◆ **WRITTEN PROBLEM**
Among the entries below, count the lines where the string "produção" occurs, and give only the number.

◆ **DATA ROWS**
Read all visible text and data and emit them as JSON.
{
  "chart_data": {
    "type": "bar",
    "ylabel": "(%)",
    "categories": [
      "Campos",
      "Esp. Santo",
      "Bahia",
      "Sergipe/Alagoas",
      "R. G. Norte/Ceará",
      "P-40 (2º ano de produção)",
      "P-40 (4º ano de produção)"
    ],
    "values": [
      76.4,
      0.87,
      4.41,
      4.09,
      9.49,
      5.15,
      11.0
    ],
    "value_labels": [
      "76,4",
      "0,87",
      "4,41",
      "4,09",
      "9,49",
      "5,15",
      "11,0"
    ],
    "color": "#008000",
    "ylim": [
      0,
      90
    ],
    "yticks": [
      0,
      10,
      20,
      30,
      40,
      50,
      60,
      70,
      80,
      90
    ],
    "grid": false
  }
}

◆ **WRITTEN RESPONSE**
2